» **JOB**
Retype all of the data exactly as given.

===============

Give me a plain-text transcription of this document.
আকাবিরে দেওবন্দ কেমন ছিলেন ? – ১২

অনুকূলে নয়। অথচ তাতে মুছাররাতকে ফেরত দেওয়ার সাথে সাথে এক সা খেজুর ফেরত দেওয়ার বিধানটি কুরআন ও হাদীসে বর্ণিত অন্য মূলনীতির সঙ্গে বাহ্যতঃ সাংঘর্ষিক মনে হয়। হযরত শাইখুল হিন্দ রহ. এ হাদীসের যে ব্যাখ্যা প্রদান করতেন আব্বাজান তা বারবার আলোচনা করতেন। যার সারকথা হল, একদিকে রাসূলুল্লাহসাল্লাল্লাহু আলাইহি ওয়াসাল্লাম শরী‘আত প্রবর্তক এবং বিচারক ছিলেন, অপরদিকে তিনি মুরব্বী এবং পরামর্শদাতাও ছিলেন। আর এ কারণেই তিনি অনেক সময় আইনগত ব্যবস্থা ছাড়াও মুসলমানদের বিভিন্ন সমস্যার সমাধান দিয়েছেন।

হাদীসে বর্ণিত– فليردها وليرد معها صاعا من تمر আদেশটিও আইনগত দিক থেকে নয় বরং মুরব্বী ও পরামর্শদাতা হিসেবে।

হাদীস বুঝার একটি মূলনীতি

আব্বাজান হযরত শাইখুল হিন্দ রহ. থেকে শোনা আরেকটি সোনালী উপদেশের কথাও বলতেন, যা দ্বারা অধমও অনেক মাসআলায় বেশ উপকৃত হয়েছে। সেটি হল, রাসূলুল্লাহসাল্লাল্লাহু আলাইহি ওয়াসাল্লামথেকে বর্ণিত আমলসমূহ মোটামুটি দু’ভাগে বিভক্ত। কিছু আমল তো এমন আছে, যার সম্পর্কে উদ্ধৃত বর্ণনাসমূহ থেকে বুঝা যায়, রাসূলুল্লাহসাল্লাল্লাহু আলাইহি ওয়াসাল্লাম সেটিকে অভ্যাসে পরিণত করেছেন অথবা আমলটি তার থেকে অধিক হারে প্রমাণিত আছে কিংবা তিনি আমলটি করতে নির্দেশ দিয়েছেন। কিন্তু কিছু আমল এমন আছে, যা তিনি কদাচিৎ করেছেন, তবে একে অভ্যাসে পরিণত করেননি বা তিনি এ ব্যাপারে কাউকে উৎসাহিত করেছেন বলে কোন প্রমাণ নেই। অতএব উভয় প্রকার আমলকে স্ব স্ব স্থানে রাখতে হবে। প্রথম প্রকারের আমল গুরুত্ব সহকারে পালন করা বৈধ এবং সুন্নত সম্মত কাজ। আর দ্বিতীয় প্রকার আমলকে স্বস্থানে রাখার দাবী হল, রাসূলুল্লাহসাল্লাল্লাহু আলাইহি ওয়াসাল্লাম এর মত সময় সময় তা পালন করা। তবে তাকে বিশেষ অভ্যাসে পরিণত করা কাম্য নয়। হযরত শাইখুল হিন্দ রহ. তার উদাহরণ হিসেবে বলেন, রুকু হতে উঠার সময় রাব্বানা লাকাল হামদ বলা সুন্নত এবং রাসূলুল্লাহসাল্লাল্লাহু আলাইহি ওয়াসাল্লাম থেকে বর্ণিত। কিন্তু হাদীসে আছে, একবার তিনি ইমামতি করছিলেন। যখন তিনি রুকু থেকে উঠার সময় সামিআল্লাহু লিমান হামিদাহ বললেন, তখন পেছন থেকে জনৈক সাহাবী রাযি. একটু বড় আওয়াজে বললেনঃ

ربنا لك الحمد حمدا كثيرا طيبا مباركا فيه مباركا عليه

===============

» **CORRECT RESPONSE**
Give me a plain-text transcription of this document.
আকাবিরে দেওবন্দ কেমন ছিলেন ? – ১২

অনুকূলে নয়। অথচ তাতে মুছাররাতকে ফেরত দেওয়ার সাথে সাথে এক সা খেজুর ফেরত দেওয়ার বিধানটি কুরআন ও হাদীসে বর্ণিত অন্য মূলনীতির সঙ্গে বাহ্যতঃ সাংঘর্ষিক মনে হয়। হযরত শাইখুল হিন্দ রহ. এ হাদীসের যে ব্যাখ্যা প্রদান করতেন আব্বাজান তা বারবার আলোচনা করতেন। যার সারকথা হল, একদিকে রাসূলুল্লাহসাল্লাল্লাহু আলাইহি ওয়াসাল্লাম শরী‘আত প্রবর্তক এবং বিচারক ছিলেন, অপরদিকে তিনি মুরব্বী এবং পরামর্শদাতাও ছিলেন। আর এ কারণেই তিনি অনেক সময় আইনগত ব্যবস্থা ছাড়াও মুসলমানদের বিভিন্ন সমস্যার সমাধান দিয়েছেন।

হাদীসে বর্ণিত– فليردها وليرد معها صاعا من تمر আদেশটিও আইনগত দিক থেকে নয় বরং মুরব্বী ও পরামর্শদাতা হিসেবে।

হাদীস বুঝার একটি মূলনীতি

আব্বাজান হযরত শাইখুল হিন্দ রহ. থেকে শোনা আরেকটি সোনালী উপদেশের কথাও বলতেন, যা দ্বারা অধমও অনেক মাসআলায় বেশ উপকৃত হয়েছে। সেটি হল, রাসূলুল্লাহসাল্লাল্লাহু আলাইহি ওয়াসাল্লামথেকে বর্ণিত আমলসমূহ মোটামুটি দু’ভাগে বিভক্ত। কিছু আমল তো এমন আছে, যার সম্পর্কে উদ্ধৃত বর্ণনাসমূহ থেকে বুঝা যায়, রাসূলুল্লাহসাল্লাল্লাহু আলাইহি ওয়াসাল্লাম সেটিকে অভ্যাসে পরিণত করেছেন অথবা আমলটি তার থেকে অধিক হারে প্রমাণিত আছে কিংবা তিনি আমলটি করতে নির্দেশ দিয়েছেন। কিন্তু কিছু আমল এমন আছে, যা তিনি কদাচিৎ করেছেন, তবে একে অভ্যাসে পরিণত করেননি বা তিনি এ ব্যাপারে কাউকে উৎসাহিত করেছেন বলে কোন প্রমাণ নেই। অতএব উভয় প্রকার আমলকে স্ব স্ব স্থানে রাখতে হবে। প্রথম প্রকারের আমল গুরুত্ব সহকারে পালন করা বৈধ এবং সুন্নত সম্মত কাজ। আর দ্বিতীয় প্রকার আমলকে স্বস্থানে রাখার দাবী হল, রাসূলুল্লাহসাল্লাল্লাহু আলাইহি ওয়াসাল্লাম এর মত সময় সময় তা পালন করা। তবে তাকে বিশেষ অভ্যাসে পরিণত করা কাম্য নয়। হযরত শাইখুল হিন্দ রহ. তার উদাহরণ হিসেবে বলেন, রুকু হতে উঠার সময় রাব্বানা লাকাল হামদ বলা সুন্নত এবং রাসূলুল্লাহসাল্লাল্লাহু আলাইহি ওয়াসাল্লাম থেকে বর্ণিত। কিন্তু হাদীসে আছে, একবার তিনি ইমামতি করছিলেন। যখন তিনি রুকু থেকে উঠার সময় সামিআল্লাহু লিমান হামিদাহ বললেন, তখন পেছন থেকে জনৈক সাহাবী রাযি. একটু বড় আওয়াজে বললেনঃ

ربنا لك الحمد حمدا كثيرا طيبا مباركا فيه مباركا عليه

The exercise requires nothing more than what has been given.